Listings of annotated regions —
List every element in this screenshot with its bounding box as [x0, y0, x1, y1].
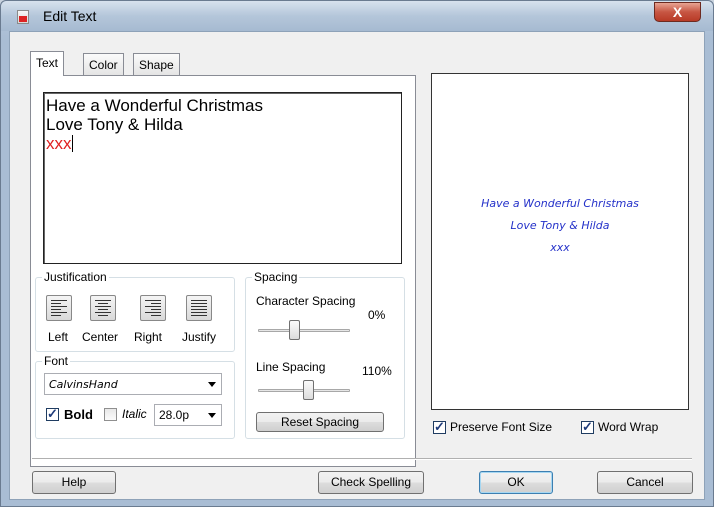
font-group: Font CalvinsHand Bold Italic 28.0p — [35, 354, 235, 439]
app-document-icon — [17, 10, 29, 24]
font-family-value: CalvinsHand — [49, 378, 118, 391]
tab-shape[interactable]: Shape — [133, 53, 180, 75]
text-caret — [71, 135, 73, 152]
character-spacing-slider[interactable] — [289, 320, 301, 340]
character-spacing-track — [258, 329, 350, 332]
align-left-label: Left — [48, 330, 69, 344]
preserve-font-size-label: Preserve Font Size — [450, 420, 553, 434]
font-size-select[interactable]: 28.0p — [154, 404, 222, 426]
align-right-label: Right — [134, 330, 163, 344]
align-left-button[interactable] — [46, 295, 72, 321]
preview-line-3: xxx — [550, 241, 570, 254]
character-spacing-label: Character Spacing — [256, 294, 356, 308]
justification-group: Justification Left Center Right Justify — [35, 270, 235, 352]
line-spacing-label: Line Spacing — [256, 360, 326, 374]
editor-line-1: Have a Wonderful Christmas — [46, 96, 263, 115]
ok-button[interactable]: OK — [479, 471, 553, 494]
close-button[interactable]: X — [654, 2, 701, 22]
preview-line-2: Love Tony & Hilda — [510, 219, 610, 232]
preserve-font-size-checkbox[interactable] — [433, 419, 446, 435]
align-center-button[interactable] — [90, 295, 116, 321]
italic-label: Italic — [122, 407, 147, 421]
text-editor[interactable]: Have a Wonderful Christmas Love Tony & H… — [43, 92, 402, 264]
word-wrap-checkbox[interactable] — [581, 419, 594, 435]
align-right-icon — [145, 300, 161, 316]
character-spacing-value: 0% — [368, 308, 386, 322]
cancel-button[interactable]: Cancel — [597, 471, 693, 494]
align-justify-button[interactable] — [186, 295, 212, 321]
align-justify-label: Justify — [182, 330, 217, 344]
editor-line-3: xxx — [46, 134, 72, 153]
bold-label: Bold — [64, 407, 93, 422]
chevron-down-icon — [208, 382, 216, 387]
chevron-down-icon — [208, 413, 216, 418]
tab-color[interactable]: Color — [83, 53, 124, 75]
word-wrap-label: Word Wrap — [598, 420, 659, 434]
text-tab-panel: Have a Wonderful Christmas Love Tony & H… — [30, 75, 416, 467]
dialog-body: Text Color Shape Have a Wonderful Christ… — [9, 31, 705, 500]
align-center-label: Center — [82, 330, 119, 344]
text-preview: Have a Wonderful Christmas Love Tony & H… — [431, 73, 689, 410]
separator — [32, 458, 692, 460]
editor-line-2: Love Tony & Hilda — [46, 115, 183, 134]
bold-checkbox[interactable] — [46, 406, 59, 422]
window-title: Edit Text — [43, 8, 97, 24]
font-label: Font — [42, 354, 71, 368]
justification-label: Justification — [42, 270, 109, 284]
align-right-button[interactable] — [140, 295, 166, 321]
align-justify-icon — [191, 300, 207, 316]
edit-text-dialog: Edit Text X Text Color Shape Have a Wond… — [0, 0, 714, 507]
spacing-label: Spacing — [252, 270, 300, 284]
align-left-icon — [51, 300, 67, 316]
align-center-icon — [95, 300, 111, 316]
font-family-select[interactable]: CalvinsHand — [44, 373, 222, 395]
spacing-group: Spacing Character Spacing 0% Line Spacin… — [245, 270, 405, 439]
line-spacing-value: 110% — [362, 364, 392, 378]
title-bar[interactable]: Edit Text X — [1, 1, 713, 31]
preview-line-1: Have a Wonderful Christmas — [481, 197, 639, 210]
font-size-value: 28.0p — [159, 408, 190, 422]
reset-spacing-button[interactable]: Reset Spacing — [256, 412, 384, 432]
line-spacing-slider[interactable] — [303, 380, 315, 400]
tab-text[interactable]: Text — [30, 51, 65, 76]
check-spelling-button[interactable]: Check Spelling — [318, 471, 424, 494]
help-button[interactable]: Help — [32, 471, 116, 494]
italic-checkbox[interactable] — [104, 408, 117, 421]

DIRECTION —
Rewrite each line of the data above as one string in a JSON list, omitting any blank lines. Leave the pictures out of the answer.

THE RESULT —
[
  "List every element in this screenshot with its bounding box as [x0, y0, x1, y1].",
  "font-group: Font CalvinsHand Bold Italic 28.0p — [35, 354, 235, 439]",
  "app-document-icon — [17, 10, 29, 24]",
  "font-family-value: CalvinsHand — [49, 378, 118, 391]",
  "tab-shape[interactable]: Shape — [133, 53, 180, 75]",
  "text-caret — [71, 135, 73, 152]",
  "character-spacing-slider[interactable] — [289, 320, 301, 340]",
  "character-spacing-track — [258, 329, 350, 332]",
  "align-left-label: Left — [48, 330, 69, 344]",
  "preserve-font-size-label: Preserve Font Size — [450, 420, 553, 434]",
  "font-size-select[interactable]: 28.0p — [154, 404, 222, 426]",
  "align-right-label: Right — [134, 330, 163, 344]",
  "align-left-button[interactable] — [46, 295, 72, 321]",
  "preview-line-3: xxx — [550, 241, 570, 254]",
  "character-spacing-label: Character Spacing — [256, 294, 356, 308]",
  "justification-group: Justification Left Center Right Justify — [35, 270, 235, 352]",
  "line-spacing-label: Line Spacing — [256, 360, 326, 374]",
  "editor-line-1: Have a Wonderful Christmas — [46, 96, 263, 115]",
  "ok-button[interactable]: OK — [479, 471, 553, 494]",
  "close-button[interactable]: X — [654, 2, 701, 22]",
  "preview-line-2: Love Tony & Hilda — [510, 219, 610, 232]",
  "preserve-font-size-checkbox[interactable] — [433, 419, 446, 435]",
  "align-center-button[interactable] — [90, 295, 116, 321]",
  "italic-label: Italic — [122, 407, 147, 421]",
  "text-editor[interactable]: Have a Wonderful Christmas Love Tony & H… — [43, 92, 402, 264]",
  "word-wrap-checkbox[interactable] — [581, 419, 594, 435]",
  "align-right-icon — [145, 300, 161, 316]",
  "character-spacing-value: 0% — [368, 308, 386, 322]",
  "cancel-button[interactable]: Cancel — [597, 471, 693, 494]",
  "align-justify-button[interactable] — [186, 295, 212, 321]",
  "align-justify-label: Justify — [182, 330, 217, 344]",
  "editor-line-3: xxx — [46, 134, 72, 153]",
  "bold-label: Bold — [64, 407, 93, 422]",
  "chevron-down-icon — [208, 382, 216, 387]",
  "chevron-down-icon — [208, 413, 216, 418]",
  "tab-color[interactable]: Color — [83, 53, 124, 75]",
  "word-wrap-label: Word Wrap — [598, 420, 659, 434]",
  "text-tab-panel: Have a Wonderful Christmas Love Tony & H… — [30, 75, 416, 467]",
  "dialog-body: Text Color Shape Have a Wonderful Christ… — [9, 31, 705, 500]",
  "align-center-label: Center — [82, 330, 119, 344]",
  "text-preview: Have a Wonderful Christmas Love Tony & H… — [431, 73, 689, 410]",
  "separator — [32, 458, 692, 460]",
  "editor-line-2: Love Tony & Hilda — [46, 115, 183, 134]",
  "bold-checkbox[interactable] — [46, 406, 59, 422]",
  "window-title: Edit Text — [43, 8, 97, 24]",
  "font-label: Font — [42, 354, 71, 368]",
  "justification-label: Justification — [42, 270, 109, 284]",
  "align-right-button[interactable] — [140, 295, 166, 321]",
  "align-justify-icon — [191, 300, 207, 316]",
  "edit-text-dialog: Edit Text X Text Color Shape Have a Wond… — [0, 0, 714, 507]",
  "spacing-label: Spacing — [252, 270, 300, 284]",
  "align-left-icon — [51, 300, 67, 316]",
  "align-center-icon — [95, 300, 111, 316]",
  "font-family-select[interactable]: CalvinsHand — [44, 373, 222, 395]",
  "spacing-group: Spacing Character Spacing 0% Line Spacin… — [245, 270, 405, 439]",
  "line-spacing-value: 110% — [362, 364, 392, 378]",
  "title-bar[interactable]: Edit Text X — [1, 1, 713, 31]",
  "preview-line-1: Have a Wonderful Christmas — [481, 197, 639, 210]",
  "font-size-value: 28.0p — [159, 408, 190, 422]",
  "reset-spacing-button[interactable]: Reset Spacing — [256, 412, 384, 432]",
  "line-spacing-slider[interactable] — [303, 380, 315, 400]",
  "tab-text[interactable]: Text — [30, 51, 65, 76]",
  "check-spelling-button[interactable]: Check Spelling — [318, 471, 424, 494]",
  "help-button[interactable]: Help — [32, 471, 116, 494]",
  "italic-checkbox[interactable] — [104, 408, 117, 421]"
]